- **Records shown**
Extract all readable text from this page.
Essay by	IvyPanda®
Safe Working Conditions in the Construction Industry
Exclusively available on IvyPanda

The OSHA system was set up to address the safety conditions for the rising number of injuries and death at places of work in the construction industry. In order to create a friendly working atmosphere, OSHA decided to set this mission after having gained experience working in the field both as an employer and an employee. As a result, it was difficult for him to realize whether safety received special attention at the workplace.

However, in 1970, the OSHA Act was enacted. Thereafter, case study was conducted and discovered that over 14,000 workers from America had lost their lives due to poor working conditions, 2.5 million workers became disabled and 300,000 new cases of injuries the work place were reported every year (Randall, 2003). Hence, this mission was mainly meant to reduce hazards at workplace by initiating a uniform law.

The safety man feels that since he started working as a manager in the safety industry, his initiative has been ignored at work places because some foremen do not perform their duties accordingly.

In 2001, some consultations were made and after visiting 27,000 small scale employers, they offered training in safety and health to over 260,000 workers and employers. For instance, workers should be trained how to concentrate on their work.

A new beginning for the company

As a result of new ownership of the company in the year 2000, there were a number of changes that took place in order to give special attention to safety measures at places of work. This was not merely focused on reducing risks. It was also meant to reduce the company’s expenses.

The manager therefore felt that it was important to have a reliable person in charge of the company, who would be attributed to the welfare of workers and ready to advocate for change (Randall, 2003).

- **Goal**
Looking at the records above, report how many lines contain the word "places". Answer with the number only.

- **Expected answer**
3